[Extracted data entries]
---

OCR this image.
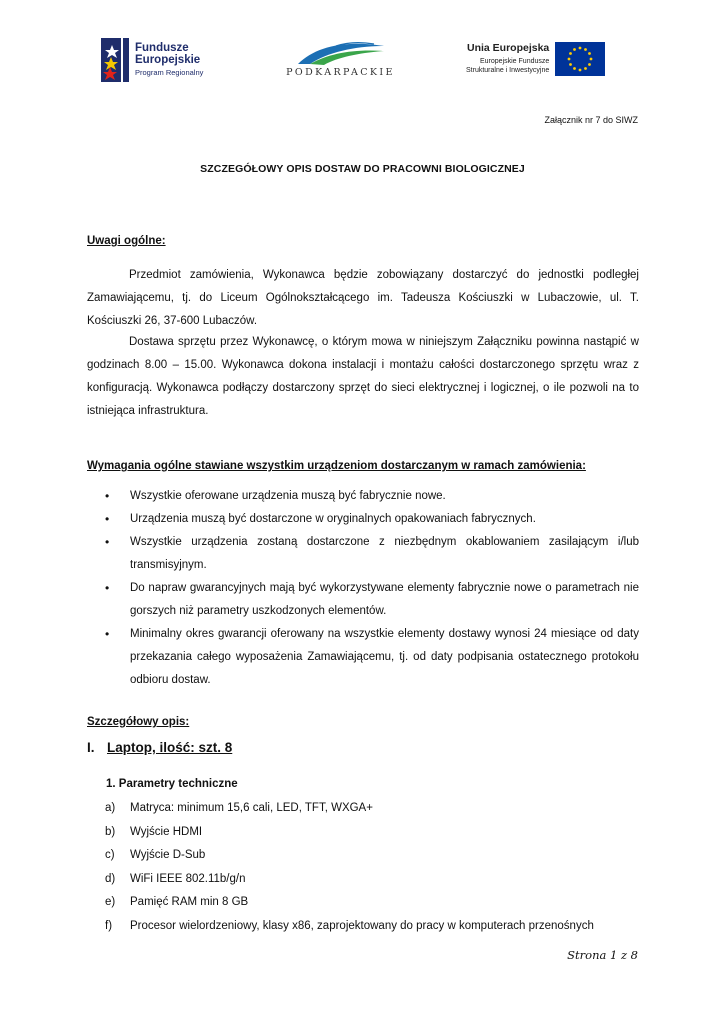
Fundusze
Europejskie
Program Regionalny	PODKARPACKIE
Unia Europejska
Europejskie Fundusze
Strukturalne i Inwestycyjne
Załącznik nr 7 do SIWZ
SZCZEGÓŁOWY OPIS DOSTAW DO PRACOWNI BIOLOGICZNEJ
Uwagi ogólne:
Przedmiot zamówienia, Wykonawca będzie zobowiązany dostarczyć do jednostki podległej Zamawiającemu, tj. do Liceum Ogólnokształcącego im. Tadeusza Kościuszki w Lubaczowie, ul. T. Kościuszki 26, 37-600 Lubaczów.
Dostawa sprzętu przez Wykonawcę, o którym mowa w niniejszym Załączniku powinna nastąpić w godzinach 8.00 – 15.00. Wykonawca dokona instalacji i montażu całości dostarczonego sprzętu wraz z konfiguracją. Wykonawca podłączy dostarczony sprzęt do sieci elektrycznej i logicznej, o ile pozwoli na to istniejąca infrastruktura.
Wymagania ogólne stawiane wszystkim urządzeniom dostarczanym w ramach zamówienia:
• Wszystkie oferowane urządzenia muszą być fabrycznie nowe.
• Urządzenia muszą być dostarczone w oryginalnych opakowaniach fabrycznych.
• Wszystkie urządzenia zostaną dostarczone z niezbędnym okablowaniem zasilającym i/lub transmisyjnym.
• Do napraw gwarancyjnych mają być wykorzystywane elementy fabrycznie nowe o parametrach nie gorszych niż parametry uszkodzonych elementów.
• Minimalny okres gwarancji oferowany na wszystkie elementy dostawy wynosi 24 miesiące od daty przekazania całego wyposażenia Zamawiającemu, tj. od daty podpisania ostatecznego protokołu odbioru dostaw.
Szczegółowy opis:
I. Laptop, ilość: szt. 8
1. Parametry techniczne
a) Matryca: minimum 15,6 cali, LED, TFT, WXGA+
b) Wyjście HDMI
c) Wyjście D-Sub
d) WiFi IEEE 802.11b/g/n
e) Pamięć RAM min 8 GB
f) Procesor wielordzeniowy, klasy x86, zaprojektowany do pracy w komputerach przenośnych
Strona 1 z 8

---

Every line should be retyped exactly, with the pictures omitted.

> Full answer
OCR this image.
Fundusze
Europejskie
Program Regionalny	PODKARPACKIE
Unia Europejska
Europejskie Fundusze
Strukturalne i Inwestycyjne
Załącznik nr 7 do SIWZ
SZCZEGÓŁOWY OPIS DOSTAW DO PRACOWNI BIOLOGICZNEJ
Uwagi ogólne:
Przedmiot zamówienia, Wykonawca będzie zobowiązany dostarczyć do jednostki podległej Zamawiającemu, tj. do Liceum Ogólnokształcącego im. Tadeusza Kościuszki w Lubaczowie, ul. T. Kościuszki 26, 37-600 Lubaczów.
Dostawa sprzętu przez Wykonawcę, o którym mowa w niniejszym Załączniku powinna nastąpić w godzinach 8.00 – 15.00. Wykonawca dokona instalacji i montażu całości dostarczonego sprzętu wraz z konfiguracją. Wykonawca podłączy dostarczony sprzęt do sieci elektrycznej i logicznej, o ile pozwoli na to istniejąca infrastruktura.
Wymagania ogólne stawiane wszystkim urządzeniom dostarczanym w ramach zamówienia:
• Wszystkie oferowane urządzenia muszą być fabrycznie nowe.
• Urządzenia muszą być dostarczone w oryginalnych opakowaniach fabrycznych.
• Wszystkie urządzenia zostaną dostarczone z niezbędnym okablowaniem zasilającym i/lub transmisyjnym.
• Do napraw gwarancyjnych mają być wykorzystywane elementy fabrycznie nowe o parametrach nie gorszych niż parametry uszkodzonych elementów.
• Minimalny okres gwarancji oferowany na wszystkie elementy dostawy wynosi 24 miesiące od daty przekazania całego wyposażenia Zamawiającemu, tj. od daty podpisania ostatecznego protokołu odbioru dostaw.
Szczegółowy opis:
I. Laptop, ilość: szt. 8
1. Parametry techniczne
a) Matryca: minimum 15,6 cali, LED, TFT, WXGA+
b) Wyjście HDMI
c) Wyjście D-Sub
d) WiFi IEEE 802.11b/g/n
e) Pamięć RAM min 8 GB
f) Procesor wielordzeniowy, klasy x86, zaprojektowany do pracy w komputerach przenośnych
Strona 1 z 8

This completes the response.